EXERCISE BRIEF —
Wherever a line below holds the word "এরপর", copy that line.

*****

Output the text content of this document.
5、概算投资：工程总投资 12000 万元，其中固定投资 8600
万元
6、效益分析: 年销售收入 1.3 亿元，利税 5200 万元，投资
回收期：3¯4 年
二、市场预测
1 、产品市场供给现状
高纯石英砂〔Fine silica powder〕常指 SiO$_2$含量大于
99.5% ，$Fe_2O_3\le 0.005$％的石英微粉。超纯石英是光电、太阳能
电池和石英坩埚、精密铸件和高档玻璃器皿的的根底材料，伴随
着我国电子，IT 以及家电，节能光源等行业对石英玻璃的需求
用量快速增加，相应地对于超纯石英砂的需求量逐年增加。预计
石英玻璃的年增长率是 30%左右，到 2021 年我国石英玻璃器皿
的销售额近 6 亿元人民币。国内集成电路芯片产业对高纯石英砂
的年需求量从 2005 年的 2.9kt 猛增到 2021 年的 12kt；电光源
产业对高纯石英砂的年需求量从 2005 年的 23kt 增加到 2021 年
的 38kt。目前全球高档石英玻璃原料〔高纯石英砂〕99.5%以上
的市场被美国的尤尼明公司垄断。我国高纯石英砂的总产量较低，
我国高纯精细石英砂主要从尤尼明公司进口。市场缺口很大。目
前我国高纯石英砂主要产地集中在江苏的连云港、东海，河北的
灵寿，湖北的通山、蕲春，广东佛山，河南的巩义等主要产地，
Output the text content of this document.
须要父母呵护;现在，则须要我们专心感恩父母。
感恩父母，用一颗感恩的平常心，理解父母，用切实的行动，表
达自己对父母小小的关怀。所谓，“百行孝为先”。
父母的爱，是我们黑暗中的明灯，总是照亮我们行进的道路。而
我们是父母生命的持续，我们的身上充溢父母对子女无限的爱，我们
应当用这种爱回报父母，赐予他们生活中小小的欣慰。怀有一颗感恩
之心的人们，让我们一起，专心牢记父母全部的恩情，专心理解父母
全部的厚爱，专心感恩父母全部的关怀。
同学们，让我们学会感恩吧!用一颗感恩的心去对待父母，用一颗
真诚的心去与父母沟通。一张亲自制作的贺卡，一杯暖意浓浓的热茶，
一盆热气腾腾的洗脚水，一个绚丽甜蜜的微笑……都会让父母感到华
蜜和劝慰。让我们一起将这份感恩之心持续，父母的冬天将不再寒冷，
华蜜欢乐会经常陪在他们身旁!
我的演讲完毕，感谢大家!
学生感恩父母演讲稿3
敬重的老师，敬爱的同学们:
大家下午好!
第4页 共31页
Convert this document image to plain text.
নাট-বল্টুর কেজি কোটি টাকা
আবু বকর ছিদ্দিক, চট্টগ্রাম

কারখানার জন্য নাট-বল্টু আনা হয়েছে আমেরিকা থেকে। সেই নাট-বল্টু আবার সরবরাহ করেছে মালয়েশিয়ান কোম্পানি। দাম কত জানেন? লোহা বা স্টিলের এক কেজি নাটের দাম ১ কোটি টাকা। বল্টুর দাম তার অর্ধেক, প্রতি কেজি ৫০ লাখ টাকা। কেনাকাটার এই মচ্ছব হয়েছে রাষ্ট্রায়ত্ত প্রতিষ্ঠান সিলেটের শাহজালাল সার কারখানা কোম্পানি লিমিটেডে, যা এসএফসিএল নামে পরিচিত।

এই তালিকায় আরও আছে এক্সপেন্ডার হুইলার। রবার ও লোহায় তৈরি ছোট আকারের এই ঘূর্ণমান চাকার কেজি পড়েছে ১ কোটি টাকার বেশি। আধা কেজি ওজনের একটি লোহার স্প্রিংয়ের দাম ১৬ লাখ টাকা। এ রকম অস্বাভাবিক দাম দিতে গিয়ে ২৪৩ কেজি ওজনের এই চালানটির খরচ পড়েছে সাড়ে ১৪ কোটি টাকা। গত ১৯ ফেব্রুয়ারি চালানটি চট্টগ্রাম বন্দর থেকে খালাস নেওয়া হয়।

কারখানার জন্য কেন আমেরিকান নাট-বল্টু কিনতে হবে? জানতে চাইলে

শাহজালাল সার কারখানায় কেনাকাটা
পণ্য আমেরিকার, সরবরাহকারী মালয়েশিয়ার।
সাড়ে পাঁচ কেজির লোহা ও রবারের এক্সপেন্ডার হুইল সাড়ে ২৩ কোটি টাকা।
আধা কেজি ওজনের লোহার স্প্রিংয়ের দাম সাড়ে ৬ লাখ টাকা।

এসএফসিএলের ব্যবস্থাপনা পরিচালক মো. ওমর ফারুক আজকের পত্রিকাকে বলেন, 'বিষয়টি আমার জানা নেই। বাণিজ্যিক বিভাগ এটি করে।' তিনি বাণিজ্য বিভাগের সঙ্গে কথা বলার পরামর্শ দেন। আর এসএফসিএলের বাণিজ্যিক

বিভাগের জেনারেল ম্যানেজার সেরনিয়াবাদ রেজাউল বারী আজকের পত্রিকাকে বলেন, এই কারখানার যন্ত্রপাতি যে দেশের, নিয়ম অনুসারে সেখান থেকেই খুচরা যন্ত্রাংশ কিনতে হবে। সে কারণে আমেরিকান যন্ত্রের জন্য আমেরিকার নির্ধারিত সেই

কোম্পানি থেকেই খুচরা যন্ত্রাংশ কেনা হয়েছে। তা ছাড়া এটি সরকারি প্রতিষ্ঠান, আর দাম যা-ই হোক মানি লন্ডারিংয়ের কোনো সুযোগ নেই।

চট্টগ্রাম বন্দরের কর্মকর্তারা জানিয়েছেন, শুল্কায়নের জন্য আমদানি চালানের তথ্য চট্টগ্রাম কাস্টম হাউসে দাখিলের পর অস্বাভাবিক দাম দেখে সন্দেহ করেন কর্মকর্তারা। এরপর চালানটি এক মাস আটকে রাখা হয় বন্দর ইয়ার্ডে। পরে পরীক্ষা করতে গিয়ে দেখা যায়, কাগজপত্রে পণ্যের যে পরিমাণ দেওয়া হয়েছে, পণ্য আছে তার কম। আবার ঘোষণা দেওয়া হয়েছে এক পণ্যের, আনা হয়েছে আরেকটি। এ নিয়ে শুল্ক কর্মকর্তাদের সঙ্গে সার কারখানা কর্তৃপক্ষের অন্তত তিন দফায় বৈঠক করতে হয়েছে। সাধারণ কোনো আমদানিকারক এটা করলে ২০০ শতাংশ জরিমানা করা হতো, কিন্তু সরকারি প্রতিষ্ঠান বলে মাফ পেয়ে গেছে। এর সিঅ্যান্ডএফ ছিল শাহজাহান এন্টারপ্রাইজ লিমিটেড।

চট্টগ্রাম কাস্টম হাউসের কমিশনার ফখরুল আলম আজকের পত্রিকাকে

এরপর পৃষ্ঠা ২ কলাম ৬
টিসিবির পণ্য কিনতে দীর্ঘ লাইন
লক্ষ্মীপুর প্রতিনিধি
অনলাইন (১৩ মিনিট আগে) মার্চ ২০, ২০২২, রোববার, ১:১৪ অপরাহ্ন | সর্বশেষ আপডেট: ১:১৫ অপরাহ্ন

*****

SOLUTION TO THIS PROBLEM —
চট্টগ্রাম বন্দরের কর্মকর্তারা জানিয়েছেন, শুল্কায়নের জন্য আমদানি চালানের তথ্য চট্টগ্রাম কাস্টম হাউসে দাখিলের পর অস্বাভাবিক দাম দেখে সন্দেহ করেন কর্মকর্তারা। এরপর চালানটি এক মাস আটকে রাখা হয় বন্দর ইয়ার্ডে। পরে পরীক্ষা করতে গিয়ে দেখা যায়, কাগজপত্রে পণ্যের যে পরিমাণ দেওয়া হয়েছে, পণ্য আছে তার কম। আবার ঘোষণা দেওয়া হয়েছে এক পণ্যের, আনা হয়েছে আরেকটি। এ নিয়ে শুল্ক কর্মকর্তাদের সঙ্গে সার কারখানা কর্তৃপক্ষের অন্তত তিন দফায় বৈঠক করতে হয়েছে। সাধারণ কোনো আমদানিকারক এটা করলে ২০০ শতাংশ জরিমানা করা হতো, কিন্তু সরকারি প্রতিষ্ঠান বলে মাফ পেয়ে গেছে। এর সিঅ্যান্ডএফ ছিল শাহজাহান এন্টারপ্রাইজ লিমিটেড।
এরপর পৃষ্ঠা ২ কলাম ৬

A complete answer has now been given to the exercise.